MATERIAL SUPPLIED.
:::::
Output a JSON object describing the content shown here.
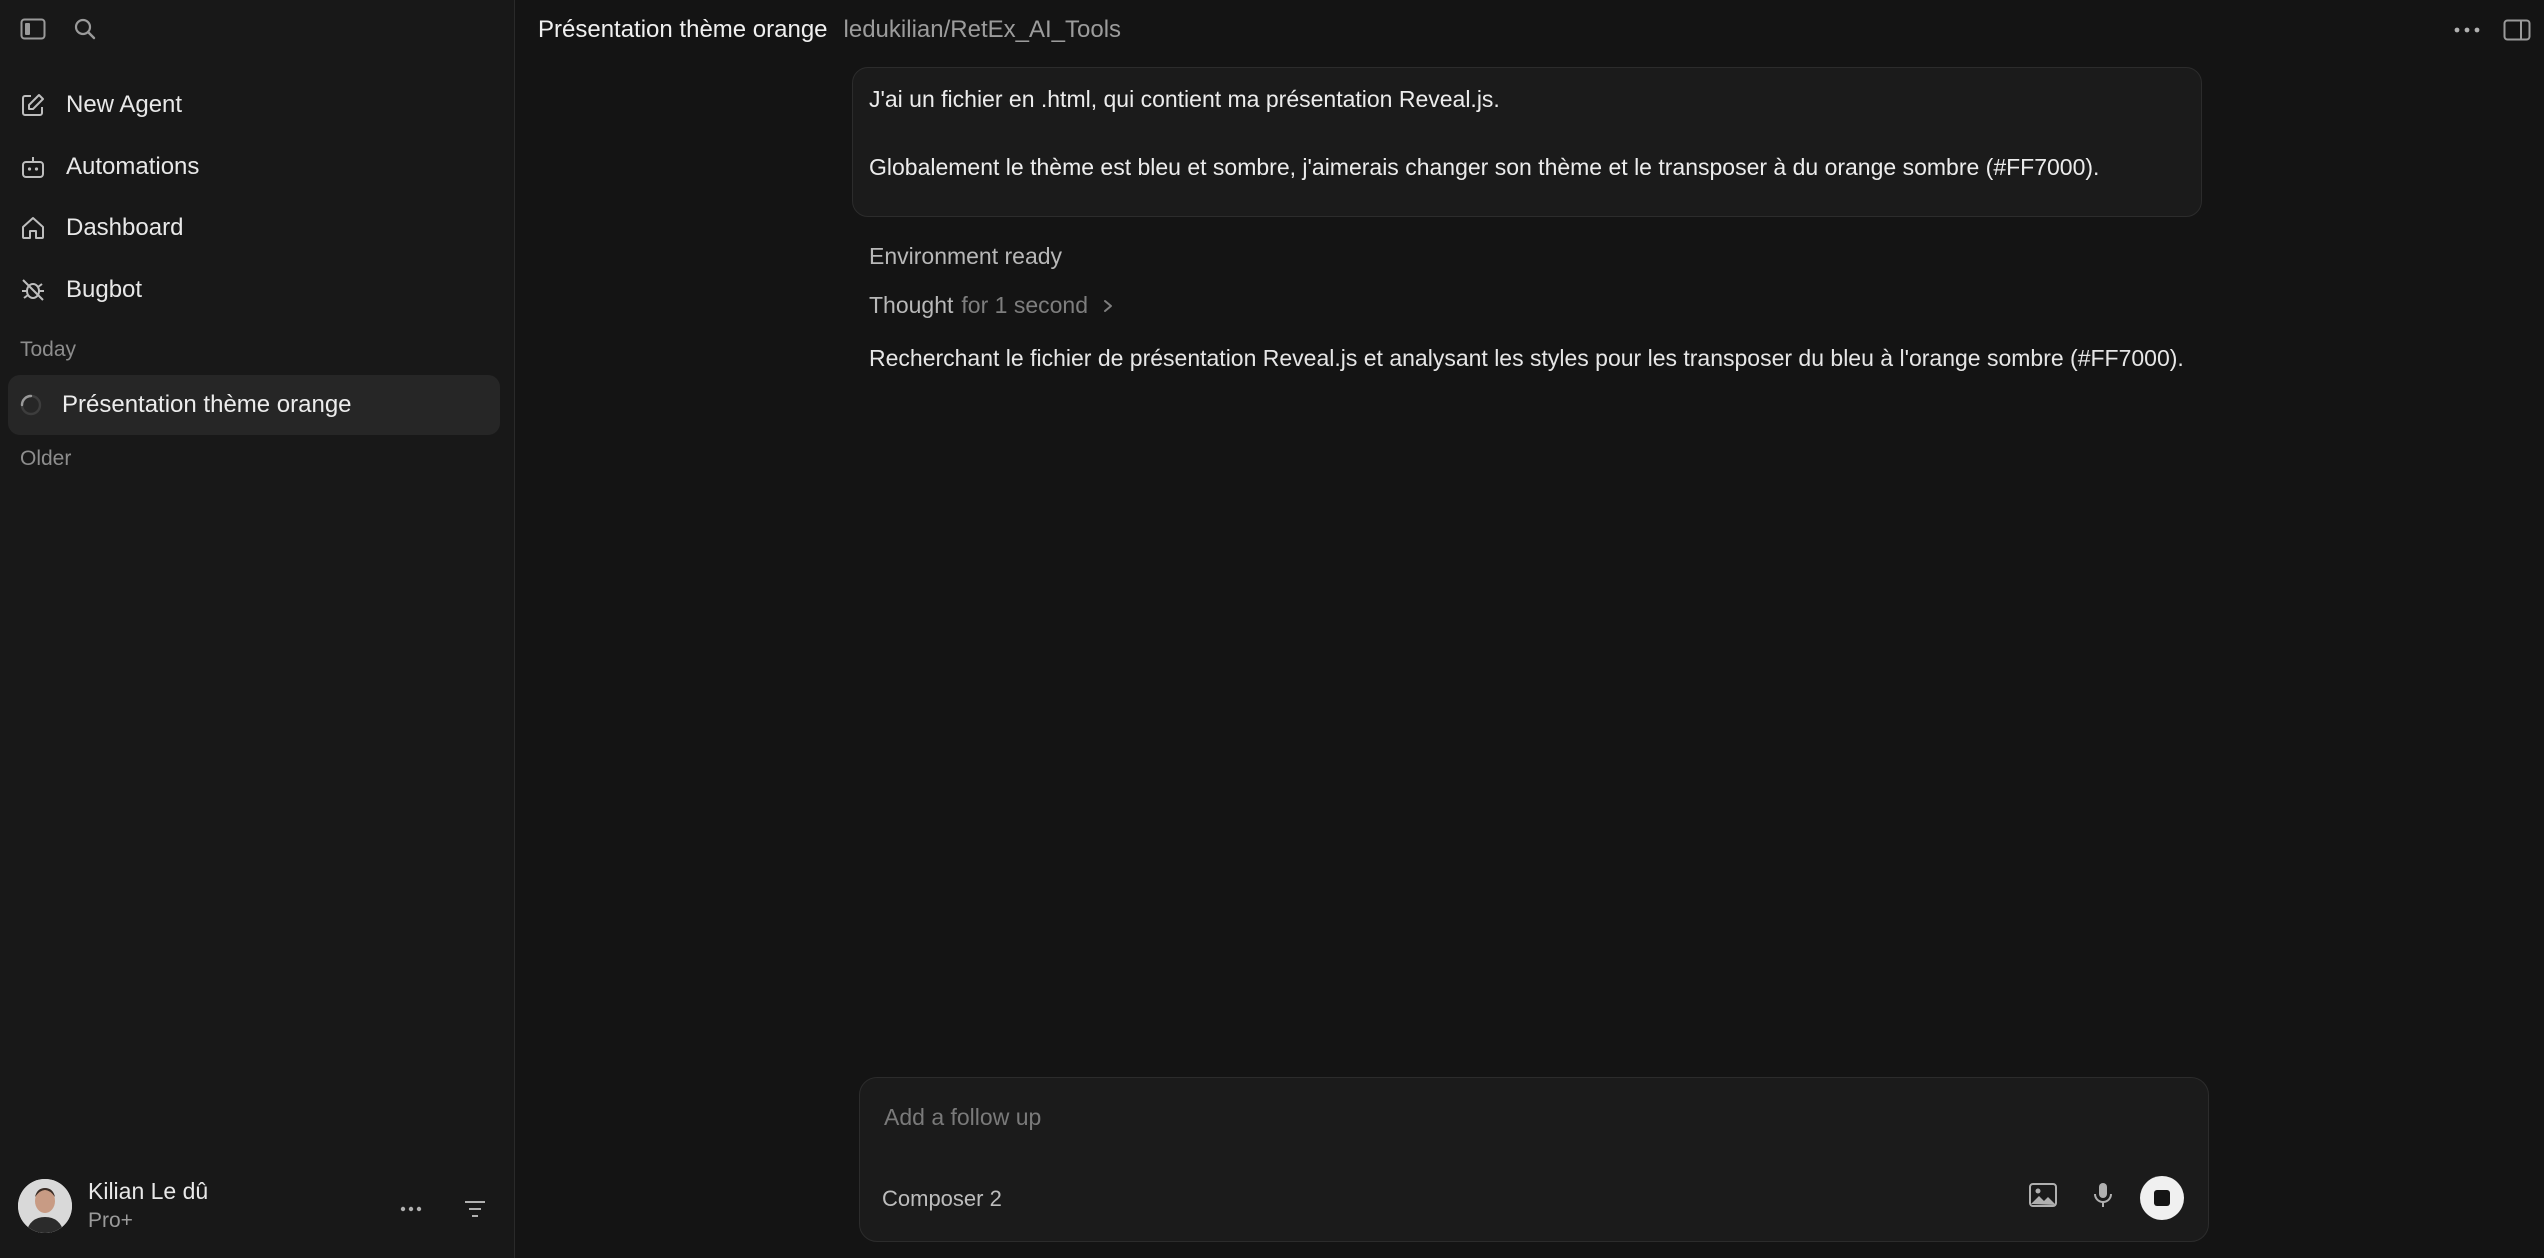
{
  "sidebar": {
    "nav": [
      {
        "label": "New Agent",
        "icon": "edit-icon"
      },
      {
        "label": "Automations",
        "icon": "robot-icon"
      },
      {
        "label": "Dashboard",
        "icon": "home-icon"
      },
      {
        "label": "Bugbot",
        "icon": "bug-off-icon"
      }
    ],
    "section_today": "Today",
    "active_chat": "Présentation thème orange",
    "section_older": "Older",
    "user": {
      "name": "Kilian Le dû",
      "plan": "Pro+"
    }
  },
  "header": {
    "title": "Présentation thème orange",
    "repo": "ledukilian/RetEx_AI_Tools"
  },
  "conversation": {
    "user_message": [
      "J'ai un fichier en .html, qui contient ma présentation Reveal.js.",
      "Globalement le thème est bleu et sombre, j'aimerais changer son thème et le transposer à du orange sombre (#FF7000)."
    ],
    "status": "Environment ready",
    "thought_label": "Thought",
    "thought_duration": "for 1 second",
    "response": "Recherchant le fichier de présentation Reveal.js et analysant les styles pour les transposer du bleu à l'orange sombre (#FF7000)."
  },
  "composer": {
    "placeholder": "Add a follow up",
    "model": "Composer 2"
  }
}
:::::
EXERCISE AIM. Output the data exactly. Pictures don't belong in the result.

SOLUTION FOR THIS TASK.
Output a JSON object describing the content shown here.
{
  "sidebar": {
    "nav": [
      {
        "label": "New Agent",
        "icon": "edit-icon"
      },
      {
        "label": "Automations",
        "icon": "robot-icon"
      },
      {
        "label": "Dashboard",
        "icon": "home-icon"
      },
      {
        "label": "Bugbot",
        "icon": "bug-off-icon"
      }
    ],
    "section_today": "Today",
    "active_chat": "Présentation thème orange",
    "section_older": "Older",
    "user": {
      "name": "Kilian Le dû",
      "plan": "Pro+"
    }
  },
  "header": {
    "title": "Présentation thème orange",
    "repo": "ledukilian/RetEx_AI_Tools"
  },
  "conversation": {
    "user_message": [
      "J'ai un fichier en .html, qui contient ma présentation Reveal.js.",
      "Globalement le thème est bleu et sombre, j'aimerais changer son thème et le transposer à du orange sombre (#FF7000)."
    ],
    "status": "Environment ready",
    "thought_label": "Thought",
    "thought_duration": "for 1 second",
    "response": "Recherchant le fichier de présentation Reveal.js et analysant les styles pour les transposer du bleu à l'orange sombre (#FF7000)."
  },
  "composer": {
    "placeholder": "Add a follow up",
    "model": "Composer 2"
  }
}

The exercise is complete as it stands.